Data entries:
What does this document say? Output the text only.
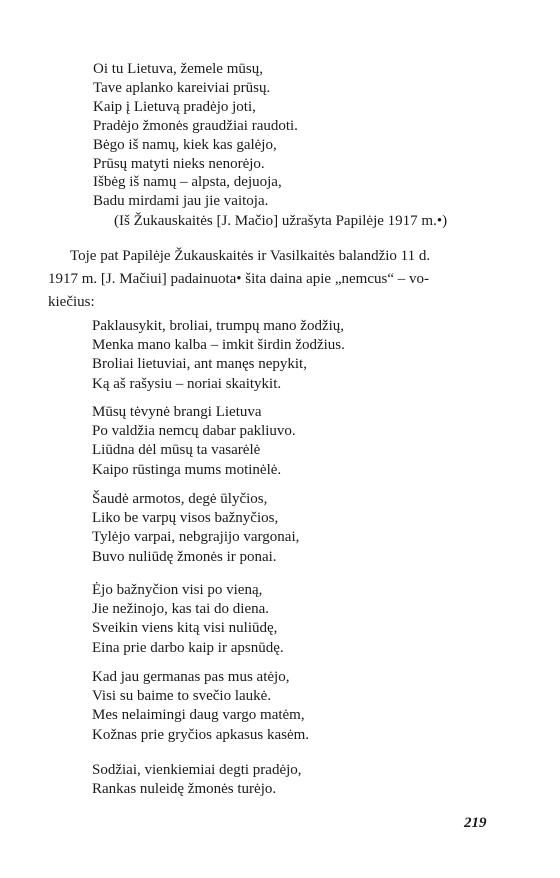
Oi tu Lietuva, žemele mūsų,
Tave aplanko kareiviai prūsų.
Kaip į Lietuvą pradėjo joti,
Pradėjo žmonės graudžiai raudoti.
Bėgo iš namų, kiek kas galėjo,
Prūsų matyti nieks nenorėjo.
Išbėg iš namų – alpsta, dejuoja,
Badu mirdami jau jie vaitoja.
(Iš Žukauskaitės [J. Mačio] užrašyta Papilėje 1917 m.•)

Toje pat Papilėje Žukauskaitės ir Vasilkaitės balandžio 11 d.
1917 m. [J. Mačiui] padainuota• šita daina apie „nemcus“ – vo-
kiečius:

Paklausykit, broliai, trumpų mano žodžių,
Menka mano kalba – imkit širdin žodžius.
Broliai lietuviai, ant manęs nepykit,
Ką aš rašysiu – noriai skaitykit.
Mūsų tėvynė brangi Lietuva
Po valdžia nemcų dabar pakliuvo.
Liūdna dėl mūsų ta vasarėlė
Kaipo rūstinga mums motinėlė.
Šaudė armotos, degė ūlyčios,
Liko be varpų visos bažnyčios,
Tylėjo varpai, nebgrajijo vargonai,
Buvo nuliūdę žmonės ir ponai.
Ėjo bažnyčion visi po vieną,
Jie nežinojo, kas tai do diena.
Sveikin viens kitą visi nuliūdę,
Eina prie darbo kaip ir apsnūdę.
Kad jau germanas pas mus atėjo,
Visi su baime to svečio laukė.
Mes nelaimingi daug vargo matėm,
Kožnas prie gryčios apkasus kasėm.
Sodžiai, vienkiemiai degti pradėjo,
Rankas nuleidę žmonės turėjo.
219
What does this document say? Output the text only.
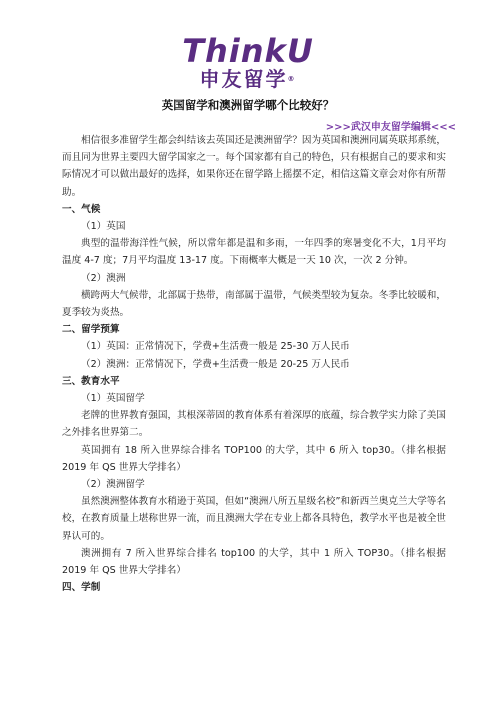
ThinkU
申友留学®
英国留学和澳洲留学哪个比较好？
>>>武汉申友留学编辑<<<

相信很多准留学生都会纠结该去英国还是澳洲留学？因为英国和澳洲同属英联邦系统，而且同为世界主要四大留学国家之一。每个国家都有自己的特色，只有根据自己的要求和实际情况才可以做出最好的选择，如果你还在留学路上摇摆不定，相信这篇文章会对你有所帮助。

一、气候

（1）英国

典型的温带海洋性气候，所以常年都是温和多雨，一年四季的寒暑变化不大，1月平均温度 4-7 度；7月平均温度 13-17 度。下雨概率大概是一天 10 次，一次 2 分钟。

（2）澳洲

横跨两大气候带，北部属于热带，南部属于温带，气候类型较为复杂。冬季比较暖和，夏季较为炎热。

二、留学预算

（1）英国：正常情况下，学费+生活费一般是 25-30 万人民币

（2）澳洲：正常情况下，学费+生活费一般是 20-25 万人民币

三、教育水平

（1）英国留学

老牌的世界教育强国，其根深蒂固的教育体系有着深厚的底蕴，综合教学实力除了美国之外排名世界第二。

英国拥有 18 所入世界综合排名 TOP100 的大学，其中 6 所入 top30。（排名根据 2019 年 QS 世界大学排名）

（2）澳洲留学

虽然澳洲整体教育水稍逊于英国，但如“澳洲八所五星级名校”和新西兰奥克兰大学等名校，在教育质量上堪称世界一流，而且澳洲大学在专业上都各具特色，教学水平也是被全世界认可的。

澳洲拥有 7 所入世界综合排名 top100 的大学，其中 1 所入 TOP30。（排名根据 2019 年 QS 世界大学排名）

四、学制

_TASK GOAL_: Read the data above and pull out each line that holds the string "Papilėje".

_RESPONSE TO THIS TASK_:
(Iš Žukauskaitės [J. Mačio] užrašyta Papilėje 1917 m.•)
Toje pat Papilėje Žukauskaitės ir Vasilkaitės balandžio 11 d.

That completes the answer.